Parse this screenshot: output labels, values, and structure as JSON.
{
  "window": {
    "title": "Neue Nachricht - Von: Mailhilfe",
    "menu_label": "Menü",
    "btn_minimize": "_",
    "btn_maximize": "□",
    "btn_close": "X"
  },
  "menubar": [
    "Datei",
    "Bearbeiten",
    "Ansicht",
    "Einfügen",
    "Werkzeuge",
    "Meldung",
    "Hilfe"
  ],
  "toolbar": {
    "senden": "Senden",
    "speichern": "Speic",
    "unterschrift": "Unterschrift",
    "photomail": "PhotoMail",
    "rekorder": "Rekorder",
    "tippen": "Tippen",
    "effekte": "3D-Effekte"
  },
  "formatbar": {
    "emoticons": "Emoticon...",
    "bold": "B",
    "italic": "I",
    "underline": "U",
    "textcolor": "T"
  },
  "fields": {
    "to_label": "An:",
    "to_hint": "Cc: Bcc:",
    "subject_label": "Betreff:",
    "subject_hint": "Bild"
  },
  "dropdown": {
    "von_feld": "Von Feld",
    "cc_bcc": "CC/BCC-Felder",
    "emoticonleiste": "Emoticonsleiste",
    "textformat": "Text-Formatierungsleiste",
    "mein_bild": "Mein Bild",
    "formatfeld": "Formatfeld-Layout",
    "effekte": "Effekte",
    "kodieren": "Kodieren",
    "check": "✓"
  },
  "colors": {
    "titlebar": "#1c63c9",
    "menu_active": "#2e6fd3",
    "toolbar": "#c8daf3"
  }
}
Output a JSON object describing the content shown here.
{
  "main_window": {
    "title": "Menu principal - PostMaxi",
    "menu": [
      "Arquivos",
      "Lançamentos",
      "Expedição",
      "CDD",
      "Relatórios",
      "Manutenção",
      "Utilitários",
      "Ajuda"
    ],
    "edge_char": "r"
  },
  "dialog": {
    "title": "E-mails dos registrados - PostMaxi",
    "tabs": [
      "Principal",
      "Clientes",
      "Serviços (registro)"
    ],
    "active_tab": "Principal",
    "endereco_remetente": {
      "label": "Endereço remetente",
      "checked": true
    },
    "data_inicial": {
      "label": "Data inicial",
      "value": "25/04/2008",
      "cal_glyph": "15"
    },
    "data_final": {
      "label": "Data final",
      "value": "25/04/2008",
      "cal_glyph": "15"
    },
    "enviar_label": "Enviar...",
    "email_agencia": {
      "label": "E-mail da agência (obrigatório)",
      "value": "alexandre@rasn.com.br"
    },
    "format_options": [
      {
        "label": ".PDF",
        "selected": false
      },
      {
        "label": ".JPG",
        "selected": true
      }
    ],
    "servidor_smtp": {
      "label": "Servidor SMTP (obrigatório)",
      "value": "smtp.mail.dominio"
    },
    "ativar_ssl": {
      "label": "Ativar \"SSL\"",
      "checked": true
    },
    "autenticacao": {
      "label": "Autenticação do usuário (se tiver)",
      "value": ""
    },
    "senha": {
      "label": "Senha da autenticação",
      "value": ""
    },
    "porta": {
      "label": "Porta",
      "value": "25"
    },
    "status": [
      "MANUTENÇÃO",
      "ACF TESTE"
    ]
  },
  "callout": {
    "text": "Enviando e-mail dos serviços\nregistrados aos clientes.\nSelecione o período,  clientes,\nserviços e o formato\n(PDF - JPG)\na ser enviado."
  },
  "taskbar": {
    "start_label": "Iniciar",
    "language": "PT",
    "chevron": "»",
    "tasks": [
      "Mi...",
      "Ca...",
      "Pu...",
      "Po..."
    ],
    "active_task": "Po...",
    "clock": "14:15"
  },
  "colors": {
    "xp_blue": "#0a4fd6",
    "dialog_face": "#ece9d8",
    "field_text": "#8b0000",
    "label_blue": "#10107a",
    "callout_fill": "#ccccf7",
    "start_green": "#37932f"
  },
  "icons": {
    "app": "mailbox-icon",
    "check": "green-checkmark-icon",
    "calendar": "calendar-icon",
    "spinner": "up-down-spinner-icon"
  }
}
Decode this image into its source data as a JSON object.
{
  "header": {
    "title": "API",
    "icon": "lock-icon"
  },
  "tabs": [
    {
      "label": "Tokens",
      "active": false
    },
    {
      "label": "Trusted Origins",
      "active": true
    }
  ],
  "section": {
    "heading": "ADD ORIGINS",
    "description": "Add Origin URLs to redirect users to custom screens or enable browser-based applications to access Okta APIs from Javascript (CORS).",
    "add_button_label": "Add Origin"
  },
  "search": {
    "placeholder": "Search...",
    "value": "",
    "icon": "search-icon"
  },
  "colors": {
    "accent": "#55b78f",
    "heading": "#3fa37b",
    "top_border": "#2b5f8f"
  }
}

----------

Write the data back out verbatim.

Parse this screenshot: output labels, values, and structure as JSON.
{
  "window": {
    "title": "Neue Nachricht - Von: Mailhilfe",
    "menu_label": "Menü",
    "btn_minimize": "_",
    "btn_maximize": "□",
    "btn_close": "X"
  },
  "menubar": [
    "Datei",
    "Bearbeiten",
    "Ansicht",
    "Einfügen",
    "Werkzeuge",
    "Meldung",
    "Hilfe"
  ],
  "toolbar": {
    "senden": "Senden",
    "speichern": "Speic",
    "unterschrift": "Unterschrift",
    "photomail": "PhotoMail",
    "rekorder": "Rekorder",
    "tippen": "Tippen",
    "effekte": "3D-Effekte"
  },
  "formatbar": {
    "emoticons": "Emoticon...",
    "bold": "B",
    "italic": "I",
    "underline": "U",
    "textcolor": "T"
  },
  "fields": {
    "to_label": "An:",
    "to_hint": "Cc: Bcc:",
    "subject_label": "Betreff:",
    "subject_hint": "Bild"
  },
  "dropdown": {
    "von_feld": "Von Feld",
    "cc_bcc": "CC/BCC-Felder",
    "emoticonleiste": "Emoticonsleiste",
    "textformat": "Text-Formatierungsleiste",
    "mein_bild": "Mein Bild",
    "formatfeld": "Formatfeld-Layout",
    "effekte": "Effekte",
    "kodieren": "Kodieren",
    "check": "✓"
  },
  "colors": {
    "titlebar": "#1c63c9",
    "menu_active": "#2e6fd3",
    "toolbar": "#c8daf3"
  }
}
Output a JSON object describing the content shown here.
{
  "main_window": {
    "title": "Menu principal - PostMaxi",
    "menu": [
      "Arquivos",
      "Lançamentos",
      "Expedição",
      "CDD",
      "Relatórios",
      "Manutenção",
      "Utilitários",
      "Ajuda"
    ],
    "edge_char": "r"
  },
  "dialog": {
    "title": "E-mails dos registrados - PostMaxi",
    "tabs": [
      "Principal",
      "Clientes",
      "Serviços (registro)"
    ],
    "active_tab": "Principal",
    "endereco_remetente": {
      "label": "Endereço remetente",
      "checked": true
    },
    "data_inicial": {
      "label": "Data inicial",
      "value": "25/04/2008",
      "cal_glyph": "15"
    },
    "data_final": {
      "label": "Data final",
      "value": "25/04/2008",
      "cal_glyph": "15"
    },
    "enviar_label": "Enviar...",
    "email_agencia": {
      "label": "E-mail da agência (obrigatório)",
      "value": "alexandre@rasn.com.br"
    },
    "format_options": [
      {
        "label": ".PDF",
        "selected": false
      },
      {
        "label": ".JPG",
        "selected": true
      }
    ],
    "servidor_smtp": {
      "label": "Servidor SMTP (obrigatório)",
      "value": "smtp.mail.dominio"
    },
    "ativar_ssl": {
      "label": "Ativar \"SSL\"",
      "checked": true
    },
    "autenticacao": {
      "label": "Autenticação do usuário (se tiver)",
      "value": ""
    },
    "senha": {
      "label": "Senha da autenticação",
      "value": ""
    },
    "porta": {
      "label": "Porta",
      "value": "25"
    },
    "status": [
      "MANUTENÇÃO",
      "ACF TESTE"
    ]
  },
  "callout": {
    "text": "Enviando e-mail dos serviços\nregistrados aos clientes.\nSelecione o período,  clientes,\nserviços e o formato\n(PDF - JPG)\na ser enviado."
  },
  "taskbar": {
    "start_label": "Iniciar",
    "language": "PT",
    "chevron": "»",
    "tasks": [
      "Mi...",
      "Ca...",
      "Pu...",
      "Po..."
    ],
    "active_task": "Po...",
    "clock": "14:15"
  },
  "colors": {
    "xp_blue": "#0a4fd6",
    "dialog_face": "#ece9d8",
    "field_text": "#8b0000",
    "label_blue": "#10107a",
    "callout_fill": "#ccccf7",
    "start_green": "#37932f"
  },
  "icons": {
    "app": "mailbox-icon",
    "check": "green-checkmark-icon",
    "calendar": "calendar-icon",
    "spinner": "up-down-spinner-icon"
  }
}
Decode this image into its source data as a JSON object.
{
  "header": {
    "title": "API",
    "icon": "lock-icon"
  },
  "tabs": [
    {
      "label": "Tokens",
      "active": false
    },
    {
      "label": "Trusted Origins",
      "active": true
    }
  ],
  "section": {
    "heading": "ADD ORIGINS",
    "description": "Add Origin URLs to redirect users to custom screens or enable browser-based applications to access Okta APIs from Javascript (CORS).",
    "add_button_label": "Add Origin"
  },
  "search": {
    "placeholder": "Search...",
    "value": "",
    "icon": "search-icon"
  },
  "colors": {
    "accent": "#55b78f",
    "heading": "#3fa37b",
    "top_border": "#2b5f8f"
  }
}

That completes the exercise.